Search the data for the word "ARTISTS". Reproduce every line where it is found.

(Items from a dataset)

★ ★ ★ ★ ★

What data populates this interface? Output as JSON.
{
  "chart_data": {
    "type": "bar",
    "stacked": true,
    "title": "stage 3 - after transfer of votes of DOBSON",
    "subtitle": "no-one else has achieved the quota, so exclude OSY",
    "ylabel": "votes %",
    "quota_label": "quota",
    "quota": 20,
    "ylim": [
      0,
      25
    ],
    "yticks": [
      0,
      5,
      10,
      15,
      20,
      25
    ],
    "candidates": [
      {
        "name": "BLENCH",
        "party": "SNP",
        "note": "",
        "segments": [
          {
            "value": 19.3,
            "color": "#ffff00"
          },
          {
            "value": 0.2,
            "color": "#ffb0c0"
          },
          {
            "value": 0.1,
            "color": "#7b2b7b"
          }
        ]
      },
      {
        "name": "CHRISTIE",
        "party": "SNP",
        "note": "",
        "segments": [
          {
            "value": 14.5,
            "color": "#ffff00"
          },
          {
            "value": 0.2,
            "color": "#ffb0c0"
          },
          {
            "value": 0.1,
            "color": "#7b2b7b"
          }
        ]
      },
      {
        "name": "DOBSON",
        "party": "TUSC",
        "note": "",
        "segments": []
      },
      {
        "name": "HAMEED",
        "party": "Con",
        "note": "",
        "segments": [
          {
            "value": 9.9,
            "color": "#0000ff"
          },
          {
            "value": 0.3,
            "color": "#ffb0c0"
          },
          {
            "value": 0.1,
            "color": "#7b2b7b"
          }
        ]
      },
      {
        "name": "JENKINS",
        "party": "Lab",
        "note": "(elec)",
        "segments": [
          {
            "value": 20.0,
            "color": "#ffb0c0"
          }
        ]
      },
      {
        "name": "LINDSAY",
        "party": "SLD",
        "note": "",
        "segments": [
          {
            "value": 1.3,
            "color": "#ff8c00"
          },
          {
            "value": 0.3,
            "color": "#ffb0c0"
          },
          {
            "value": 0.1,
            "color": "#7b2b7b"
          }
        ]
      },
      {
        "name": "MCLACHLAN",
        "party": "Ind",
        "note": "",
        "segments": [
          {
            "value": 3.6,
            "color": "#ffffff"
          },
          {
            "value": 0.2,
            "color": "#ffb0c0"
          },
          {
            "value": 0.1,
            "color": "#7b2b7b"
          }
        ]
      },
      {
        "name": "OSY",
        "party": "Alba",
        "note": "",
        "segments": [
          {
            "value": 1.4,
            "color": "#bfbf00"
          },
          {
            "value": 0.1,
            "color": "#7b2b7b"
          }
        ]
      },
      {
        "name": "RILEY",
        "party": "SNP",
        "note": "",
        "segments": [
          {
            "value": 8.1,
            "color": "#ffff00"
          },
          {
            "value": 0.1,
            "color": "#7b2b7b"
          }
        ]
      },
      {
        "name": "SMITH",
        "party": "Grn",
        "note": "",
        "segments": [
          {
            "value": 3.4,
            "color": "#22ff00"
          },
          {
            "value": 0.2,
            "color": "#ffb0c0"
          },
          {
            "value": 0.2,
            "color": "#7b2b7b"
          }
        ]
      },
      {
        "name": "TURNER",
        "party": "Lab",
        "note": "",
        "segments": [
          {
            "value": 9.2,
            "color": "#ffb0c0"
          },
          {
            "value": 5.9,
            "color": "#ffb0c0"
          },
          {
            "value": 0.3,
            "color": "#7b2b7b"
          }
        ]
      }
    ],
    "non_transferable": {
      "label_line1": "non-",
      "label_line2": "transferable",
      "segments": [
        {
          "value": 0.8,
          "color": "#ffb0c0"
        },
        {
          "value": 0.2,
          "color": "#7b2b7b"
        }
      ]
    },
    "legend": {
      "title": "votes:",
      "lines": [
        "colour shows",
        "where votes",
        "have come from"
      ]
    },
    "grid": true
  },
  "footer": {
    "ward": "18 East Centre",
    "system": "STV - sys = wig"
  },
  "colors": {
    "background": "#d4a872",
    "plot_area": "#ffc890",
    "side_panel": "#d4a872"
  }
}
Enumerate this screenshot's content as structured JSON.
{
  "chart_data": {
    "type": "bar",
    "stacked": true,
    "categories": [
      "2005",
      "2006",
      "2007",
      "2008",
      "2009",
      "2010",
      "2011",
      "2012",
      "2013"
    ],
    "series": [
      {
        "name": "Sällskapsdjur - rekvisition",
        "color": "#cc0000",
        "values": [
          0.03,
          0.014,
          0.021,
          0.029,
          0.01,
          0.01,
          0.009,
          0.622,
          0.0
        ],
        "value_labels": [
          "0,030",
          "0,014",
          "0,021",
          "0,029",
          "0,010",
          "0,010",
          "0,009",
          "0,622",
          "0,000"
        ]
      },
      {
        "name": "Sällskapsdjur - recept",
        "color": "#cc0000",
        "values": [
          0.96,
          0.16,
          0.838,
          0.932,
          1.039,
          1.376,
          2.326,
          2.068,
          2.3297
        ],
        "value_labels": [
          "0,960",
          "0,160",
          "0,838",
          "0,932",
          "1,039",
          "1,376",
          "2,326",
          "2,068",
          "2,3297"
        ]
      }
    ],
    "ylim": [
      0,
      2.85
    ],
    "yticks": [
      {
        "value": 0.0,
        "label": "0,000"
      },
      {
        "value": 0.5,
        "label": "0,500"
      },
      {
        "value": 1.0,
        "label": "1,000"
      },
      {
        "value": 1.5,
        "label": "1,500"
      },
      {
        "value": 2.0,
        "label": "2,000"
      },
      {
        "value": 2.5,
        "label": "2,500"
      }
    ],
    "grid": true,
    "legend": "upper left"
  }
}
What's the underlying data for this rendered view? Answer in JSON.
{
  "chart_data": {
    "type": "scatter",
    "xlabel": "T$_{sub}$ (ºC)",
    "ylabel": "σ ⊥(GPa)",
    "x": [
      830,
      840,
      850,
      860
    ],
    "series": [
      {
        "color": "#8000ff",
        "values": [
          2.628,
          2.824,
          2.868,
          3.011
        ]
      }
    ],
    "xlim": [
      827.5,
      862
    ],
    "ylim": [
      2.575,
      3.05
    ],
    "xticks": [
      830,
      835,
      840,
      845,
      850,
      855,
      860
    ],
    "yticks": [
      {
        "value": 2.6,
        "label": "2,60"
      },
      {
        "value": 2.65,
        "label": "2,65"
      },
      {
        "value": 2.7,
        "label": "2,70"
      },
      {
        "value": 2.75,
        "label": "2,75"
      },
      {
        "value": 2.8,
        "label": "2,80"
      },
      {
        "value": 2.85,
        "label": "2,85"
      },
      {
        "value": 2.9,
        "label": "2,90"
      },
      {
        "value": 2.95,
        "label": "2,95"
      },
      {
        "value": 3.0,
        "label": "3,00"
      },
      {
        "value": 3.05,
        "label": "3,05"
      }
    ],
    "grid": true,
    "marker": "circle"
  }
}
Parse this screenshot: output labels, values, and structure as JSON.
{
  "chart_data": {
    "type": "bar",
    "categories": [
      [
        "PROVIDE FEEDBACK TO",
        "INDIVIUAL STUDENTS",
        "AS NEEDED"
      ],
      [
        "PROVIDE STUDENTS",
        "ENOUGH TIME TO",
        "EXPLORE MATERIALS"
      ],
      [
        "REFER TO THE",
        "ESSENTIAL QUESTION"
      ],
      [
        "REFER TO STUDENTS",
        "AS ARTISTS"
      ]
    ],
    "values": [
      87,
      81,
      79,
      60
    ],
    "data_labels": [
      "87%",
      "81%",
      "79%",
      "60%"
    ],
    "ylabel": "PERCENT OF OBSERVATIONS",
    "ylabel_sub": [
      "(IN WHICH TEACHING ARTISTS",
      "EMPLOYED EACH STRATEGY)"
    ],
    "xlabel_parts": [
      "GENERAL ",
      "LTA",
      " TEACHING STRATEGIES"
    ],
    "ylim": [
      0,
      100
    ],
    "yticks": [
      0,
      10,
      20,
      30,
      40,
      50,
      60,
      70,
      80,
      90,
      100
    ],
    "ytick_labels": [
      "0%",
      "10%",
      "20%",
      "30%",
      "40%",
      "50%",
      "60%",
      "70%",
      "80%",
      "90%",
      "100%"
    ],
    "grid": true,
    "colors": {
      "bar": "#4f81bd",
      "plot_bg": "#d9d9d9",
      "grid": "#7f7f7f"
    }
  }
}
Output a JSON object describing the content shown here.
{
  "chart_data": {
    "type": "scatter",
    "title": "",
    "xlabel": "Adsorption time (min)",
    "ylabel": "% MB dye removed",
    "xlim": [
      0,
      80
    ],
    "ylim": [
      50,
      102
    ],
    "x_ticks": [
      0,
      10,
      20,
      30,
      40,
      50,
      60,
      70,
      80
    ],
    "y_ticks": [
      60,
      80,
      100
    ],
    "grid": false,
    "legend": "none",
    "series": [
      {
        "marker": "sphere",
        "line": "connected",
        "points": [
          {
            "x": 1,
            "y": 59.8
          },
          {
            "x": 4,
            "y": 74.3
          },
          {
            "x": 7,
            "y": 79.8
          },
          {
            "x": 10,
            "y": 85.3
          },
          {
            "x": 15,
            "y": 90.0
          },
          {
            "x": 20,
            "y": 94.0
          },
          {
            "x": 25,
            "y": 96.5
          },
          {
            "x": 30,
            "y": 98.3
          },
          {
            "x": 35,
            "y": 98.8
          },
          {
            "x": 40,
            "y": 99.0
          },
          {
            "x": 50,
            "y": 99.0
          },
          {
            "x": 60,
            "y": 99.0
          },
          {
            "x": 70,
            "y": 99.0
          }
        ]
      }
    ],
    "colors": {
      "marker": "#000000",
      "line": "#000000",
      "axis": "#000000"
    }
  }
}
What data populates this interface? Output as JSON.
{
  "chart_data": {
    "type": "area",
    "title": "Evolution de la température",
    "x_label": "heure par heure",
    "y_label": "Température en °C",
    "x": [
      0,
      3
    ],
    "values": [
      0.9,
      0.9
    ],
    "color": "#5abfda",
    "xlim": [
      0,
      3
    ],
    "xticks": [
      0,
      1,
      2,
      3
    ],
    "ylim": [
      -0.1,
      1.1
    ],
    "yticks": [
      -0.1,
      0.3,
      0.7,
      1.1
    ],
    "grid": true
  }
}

★ ★ ★ ★ ★

| Correct answer |
        "AS ARTISTS"
      "(IN WHICH TEACHING ARTISTS",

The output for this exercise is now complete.